____ Source
At least in the Twittersphere, inner London appears to be the veritable paradise of civility relative to the bile-filled tweet streams emanating from outer London.  The biggest offenders appear to be located to the east of city, with east London fairing considerably worse.  Yet the leafy boroughs of Barnet, Sutton and Bromley perform badly too.

Right, so let’s first look at what doesn’t seem to be going on here.  First off, the influence of this idea that people mostly swear from the comfort of their own sofa does not seem to hold very true.  There does not seem to be a very strong relationship between swearing density and residential locations.  If there were then you’d see higher scores in the likes of Haringey, Richmond, Hammersmith and Fulham and Newham. Nor does swearing follow any sort of deprivation index, again Haringey is relatively poor compared to the likes of Sutton, Bromley and Barnet, which fair much worse.

So what is going on?

In my opinion, what I think we are seeing is a reflection of demographic and cultural trends across these boroughs.  Taking demography in the first instance, according to the 2009 figures on nationality demographics at the borough level, those London boroughs with the highest percentages of British-born citizens are Havering, Bexley, Bromley and Sutton, respectively*.   It would make sense that the higher the percentage of British-born citizens in an area – on average those probably more likely to use an English swear word in a tweet – the greater the number of swearing tweets there are likely to be.  True, but I don’t think this tells the whole story.

Looking beyond these four boroughs, Kingston and Richmond also report high percentages of British citizens living within their boundaries – yet we don’t see similar volumes of sweary tweets coming from these boroughs.  How can this be so?  Make of this what you will, but beyond the demographic variation, the data appears to highlight a cultural variation across London in attitudes towards swearing in tweets.  Simply put, the data seems to suggest that the good residents of eastern and southern boroughs of outer London are generally more inclined to throw a swear word into a tweet than their counterparts over to the western side of London.

As I say, this is just my theory – there is a whole lot more you could do to this data to gain a better understanding of the trends observed here (unfortunately I don’t have the time to do so!).  I’d be very interested to hear any alternative ideas about what might be going on though.

Overall, I hope these analyses begin to give you an insight into the extent to which Twitter data (and other data sources like it) can be used to reveal and explain social, spatial and temporal trends.

* Newham, Westminster and Kensington and Chelsea score highest for non-British born residents


When does Twitter get angry?
________
## Directive A
Repeat the records word for word, starting at their first line and ending with the line that contains "console <box>680 160 705 217</box>", including that line.
## Directive B
Pick up the text on swearing tweets across London boroughs and continue it from its final line.
____ Information supplied
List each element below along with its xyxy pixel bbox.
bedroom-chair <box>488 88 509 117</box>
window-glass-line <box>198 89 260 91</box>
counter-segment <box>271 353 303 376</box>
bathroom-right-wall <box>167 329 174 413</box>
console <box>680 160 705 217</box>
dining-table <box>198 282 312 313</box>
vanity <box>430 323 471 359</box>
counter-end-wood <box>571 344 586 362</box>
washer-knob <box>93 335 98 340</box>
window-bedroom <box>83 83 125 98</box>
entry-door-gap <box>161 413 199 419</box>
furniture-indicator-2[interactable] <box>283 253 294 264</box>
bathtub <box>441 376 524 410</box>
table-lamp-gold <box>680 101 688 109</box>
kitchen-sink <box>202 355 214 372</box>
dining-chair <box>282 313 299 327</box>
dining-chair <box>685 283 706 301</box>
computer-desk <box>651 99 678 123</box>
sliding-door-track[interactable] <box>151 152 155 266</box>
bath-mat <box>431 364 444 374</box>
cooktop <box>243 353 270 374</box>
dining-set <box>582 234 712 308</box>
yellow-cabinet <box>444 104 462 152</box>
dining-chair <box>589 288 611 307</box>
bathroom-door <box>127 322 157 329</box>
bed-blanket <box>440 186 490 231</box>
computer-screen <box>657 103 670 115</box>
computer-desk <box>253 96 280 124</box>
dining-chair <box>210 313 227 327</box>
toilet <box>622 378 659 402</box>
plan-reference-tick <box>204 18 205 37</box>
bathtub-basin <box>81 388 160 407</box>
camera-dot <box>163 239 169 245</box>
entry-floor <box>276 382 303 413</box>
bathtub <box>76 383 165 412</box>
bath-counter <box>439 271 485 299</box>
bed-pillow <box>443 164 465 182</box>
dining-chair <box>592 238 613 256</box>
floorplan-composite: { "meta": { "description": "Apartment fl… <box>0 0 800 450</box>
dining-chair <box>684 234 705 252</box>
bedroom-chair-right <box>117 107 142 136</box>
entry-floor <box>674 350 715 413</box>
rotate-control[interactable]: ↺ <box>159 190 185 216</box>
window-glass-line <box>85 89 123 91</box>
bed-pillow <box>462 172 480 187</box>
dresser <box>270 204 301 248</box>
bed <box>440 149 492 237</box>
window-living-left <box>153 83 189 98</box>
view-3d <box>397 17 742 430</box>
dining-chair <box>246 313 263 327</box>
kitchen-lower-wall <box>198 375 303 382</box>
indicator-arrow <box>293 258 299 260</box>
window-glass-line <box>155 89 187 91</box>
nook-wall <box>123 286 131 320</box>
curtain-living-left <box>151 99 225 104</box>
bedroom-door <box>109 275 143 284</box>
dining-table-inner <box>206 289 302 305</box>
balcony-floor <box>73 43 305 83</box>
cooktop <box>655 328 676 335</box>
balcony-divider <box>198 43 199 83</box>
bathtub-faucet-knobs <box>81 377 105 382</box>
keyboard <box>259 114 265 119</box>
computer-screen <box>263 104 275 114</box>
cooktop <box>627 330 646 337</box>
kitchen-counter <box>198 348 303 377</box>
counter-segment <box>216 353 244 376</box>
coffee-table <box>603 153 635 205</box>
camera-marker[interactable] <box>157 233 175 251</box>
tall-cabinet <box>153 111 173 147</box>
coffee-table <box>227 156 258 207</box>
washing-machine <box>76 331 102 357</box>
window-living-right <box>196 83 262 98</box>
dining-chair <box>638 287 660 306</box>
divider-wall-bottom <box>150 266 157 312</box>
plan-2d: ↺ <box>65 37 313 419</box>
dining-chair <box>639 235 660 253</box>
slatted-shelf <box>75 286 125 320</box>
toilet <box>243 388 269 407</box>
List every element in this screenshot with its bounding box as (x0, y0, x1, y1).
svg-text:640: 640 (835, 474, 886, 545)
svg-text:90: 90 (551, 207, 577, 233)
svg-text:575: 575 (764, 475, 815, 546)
________
## Written reply A
List each element below along with its xyxy pixel bbox.
bedroom-chair <box>488 88 509 117</box>
window-glass-line <box>198 89 260 91</box>
counter-segment <box>271 353 303 376</box>
bathroom-right-wall <box>167 329 174 413</box>
console <box>680 160 705 217</box>

## Written reply B
I’ve been spending a bit of time with Twitter data of late – perhaps not a healthy activity – but it is amazing what a rich data source of social and spatial behaviour it is.

Someone asked to me today whether it was possible to identify when and where Twitter gets angry.  Well, here is my answer to the first part – the when.

The graph below shows the variation, across the day, in the prevalence of swearing in the ‘Twittersphere’.  The data used represents tweets during two weeks in March 2012 covering London only – so maybe this is just when London gets angry…

In the graph we have the percentage of all tweets containing ALL types of swearing in blue, in red we have the prevalence of the f-word (by far the most common swear word), then finally the percent appearance of the s-word is shown in green.  Time is along the bottom.

When does Twitter get angry?

Putting the slightly frivolous nature of this work aside for a second, the data does demonstrate some interesting trends.  There is a clear upward trend in ‘anger’ as the day goes on, reaching a peak at around 10pm.  But why is this?  Why do we swear more in the evening, when we should be relaxed and enjoying our precious free time?  Are we (we being Twitter users only, of course) swearing at the TV?  Arguing with our friends over Twitter?  Or are enough of us getting drunk and losing our inhibitions?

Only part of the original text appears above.